═════ Records provided ═════

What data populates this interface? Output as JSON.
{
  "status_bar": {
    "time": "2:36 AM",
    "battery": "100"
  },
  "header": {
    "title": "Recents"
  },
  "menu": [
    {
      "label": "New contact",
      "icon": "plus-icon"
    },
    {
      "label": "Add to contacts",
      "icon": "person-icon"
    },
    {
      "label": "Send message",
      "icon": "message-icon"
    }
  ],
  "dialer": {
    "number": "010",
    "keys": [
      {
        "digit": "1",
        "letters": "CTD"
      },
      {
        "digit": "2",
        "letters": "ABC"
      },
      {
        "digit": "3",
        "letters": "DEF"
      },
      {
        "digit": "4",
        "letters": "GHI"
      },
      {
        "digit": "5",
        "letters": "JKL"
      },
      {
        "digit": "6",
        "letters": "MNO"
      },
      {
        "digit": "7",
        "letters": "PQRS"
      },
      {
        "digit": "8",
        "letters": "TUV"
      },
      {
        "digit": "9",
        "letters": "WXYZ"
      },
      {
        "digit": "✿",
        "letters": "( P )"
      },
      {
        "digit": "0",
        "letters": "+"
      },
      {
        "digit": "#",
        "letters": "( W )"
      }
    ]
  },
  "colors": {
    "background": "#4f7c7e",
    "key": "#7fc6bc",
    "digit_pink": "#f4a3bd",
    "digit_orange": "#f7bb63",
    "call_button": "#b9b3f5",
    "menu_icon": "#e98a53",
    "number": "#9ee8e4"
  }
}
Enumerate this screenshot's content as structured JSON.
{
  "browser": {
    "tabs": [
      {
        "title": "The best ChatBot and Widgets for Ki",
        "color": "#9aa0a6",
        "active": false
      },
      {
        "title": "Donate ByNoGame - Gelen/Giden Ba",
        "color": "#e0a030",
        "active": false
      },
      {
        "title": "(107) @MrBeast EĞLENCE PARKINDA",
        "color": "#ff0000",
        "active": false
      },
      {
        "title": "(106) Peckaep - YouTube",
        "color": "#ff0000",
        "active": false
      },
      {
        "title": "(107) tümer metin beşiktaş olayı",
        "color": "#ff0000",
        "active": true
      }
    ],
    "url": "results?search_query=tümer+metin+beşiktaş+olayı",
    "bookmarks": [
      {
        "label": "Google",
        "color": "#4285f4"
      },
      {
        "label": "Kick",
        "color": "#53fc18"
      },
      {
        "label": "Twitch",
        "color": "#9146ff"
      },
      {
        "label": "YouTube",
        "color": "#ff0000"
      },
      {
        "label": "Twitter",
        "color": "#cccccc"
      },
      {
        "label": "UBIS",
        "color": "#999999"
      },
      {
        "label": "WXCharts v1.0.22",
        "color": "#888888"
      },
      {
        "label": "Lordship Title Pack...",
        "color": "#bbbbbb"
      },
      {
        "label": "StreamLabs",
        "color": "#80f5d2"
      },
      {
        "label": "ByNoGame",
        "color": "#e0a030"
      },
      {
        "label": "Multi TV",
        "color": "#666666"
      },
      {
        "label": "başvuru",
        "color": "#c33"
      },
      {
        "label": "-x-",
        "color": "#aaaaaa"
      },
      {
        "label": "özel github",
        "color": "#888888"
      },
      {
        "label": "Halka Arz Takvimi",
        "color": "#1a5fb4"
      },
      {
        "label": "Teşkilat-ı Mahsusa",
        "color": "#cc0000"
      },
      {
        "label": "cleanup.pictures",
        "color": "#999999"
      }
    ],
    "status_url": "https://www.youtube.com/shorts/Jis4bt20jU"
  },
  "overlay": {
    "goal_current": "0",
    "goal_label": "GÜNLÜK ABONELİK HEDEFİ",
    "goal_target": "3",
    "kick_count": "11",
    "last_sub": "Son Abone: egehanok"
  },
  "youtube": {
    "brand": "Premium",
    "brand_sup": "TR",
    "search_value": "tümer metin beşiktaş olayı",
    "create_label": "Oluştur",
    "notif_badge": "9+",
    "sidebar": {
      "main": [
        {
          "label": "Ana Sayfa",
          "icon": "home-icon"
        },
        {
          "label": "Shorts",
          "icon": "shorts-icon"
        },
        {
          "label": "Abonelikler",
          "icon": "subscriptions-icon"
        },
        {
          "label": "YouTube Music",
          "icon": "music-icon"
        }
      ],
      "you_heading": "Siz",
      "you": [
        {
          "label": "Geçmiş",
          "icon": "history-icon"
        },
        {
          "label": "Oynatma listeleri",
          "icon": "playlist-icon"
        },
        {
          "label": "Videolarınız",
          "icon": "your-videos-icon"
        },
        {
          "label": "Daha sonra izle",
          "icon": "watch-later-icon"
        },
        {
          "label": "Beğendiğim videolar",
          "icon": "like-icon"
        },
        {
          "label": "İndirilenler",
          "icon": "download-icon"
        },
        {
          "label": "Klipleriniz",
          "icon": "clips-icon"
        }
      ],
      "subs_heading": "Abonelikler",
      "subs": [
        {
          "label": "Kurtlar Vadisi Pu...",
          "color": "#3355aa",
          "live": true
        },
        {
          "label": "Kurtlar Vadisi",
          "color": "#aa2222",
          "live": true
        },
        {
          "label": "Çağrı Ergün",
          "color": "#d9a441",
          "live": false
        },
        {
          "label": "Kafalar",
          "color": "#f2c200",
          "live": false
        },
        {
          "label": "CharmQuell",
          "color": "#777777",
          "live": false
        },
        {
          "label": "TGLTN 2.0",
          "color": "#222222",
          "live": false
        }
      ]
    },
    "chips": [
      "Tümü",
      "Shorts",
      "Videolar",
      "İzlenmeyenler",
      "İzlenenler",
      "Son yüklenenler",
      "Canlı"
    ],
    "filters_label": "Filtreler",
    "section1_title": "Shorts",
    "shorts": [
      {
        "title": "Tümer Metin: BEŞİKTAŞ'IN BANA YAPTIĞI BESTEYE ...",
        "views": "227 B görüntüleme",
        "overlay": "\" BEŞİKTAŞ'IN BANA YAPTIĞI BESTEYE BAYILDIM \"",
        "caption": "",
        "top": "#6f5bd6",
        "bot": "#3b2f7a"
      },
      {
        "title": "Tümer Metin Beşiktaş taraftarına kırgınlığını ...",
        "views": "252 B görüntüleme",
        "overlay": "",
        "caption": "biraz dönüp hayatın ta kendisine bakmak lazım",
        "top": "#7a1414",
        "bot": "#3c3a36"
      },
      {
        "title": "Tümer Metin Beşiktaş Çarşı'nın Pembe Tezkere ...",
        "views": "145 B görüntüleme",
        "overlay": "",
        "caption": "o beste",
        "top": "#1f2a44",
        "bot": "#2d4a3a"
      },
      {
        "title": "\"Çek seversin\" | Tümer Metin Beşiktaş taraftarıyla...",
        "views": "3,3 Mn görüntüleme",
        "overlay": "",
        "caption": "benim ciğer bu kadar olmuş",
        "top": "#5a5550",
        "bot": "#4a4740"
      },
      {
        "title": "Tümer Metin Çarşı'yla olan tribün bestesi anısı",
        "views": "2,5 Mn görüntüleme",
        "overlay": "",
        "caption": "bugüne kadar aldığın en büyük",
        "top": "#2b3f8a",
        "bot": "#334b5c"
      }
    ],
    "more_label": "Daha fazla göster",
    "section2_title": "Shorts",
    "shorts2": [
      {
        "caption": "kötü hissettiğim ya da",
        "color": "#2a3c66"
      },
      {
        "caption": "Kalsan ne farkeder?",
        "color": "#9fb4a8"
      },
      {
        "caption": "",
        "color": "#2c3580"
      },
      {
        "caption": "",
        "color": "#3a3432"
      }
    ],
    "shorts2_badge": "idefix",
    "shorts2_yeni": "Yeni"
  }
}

═════

# Required work
Copy the lines from the entries above in which the word "BANA" appears.

# Task output
        "title": "Tümer Metin: BEŞİKTAŞ'IN BANA YAPTIĞI BESTEYE ...",
        "overlay": "\" BEŞİKTAŞ'IN BANA YAPTIĞI BESTEYE BAYILDIM \"",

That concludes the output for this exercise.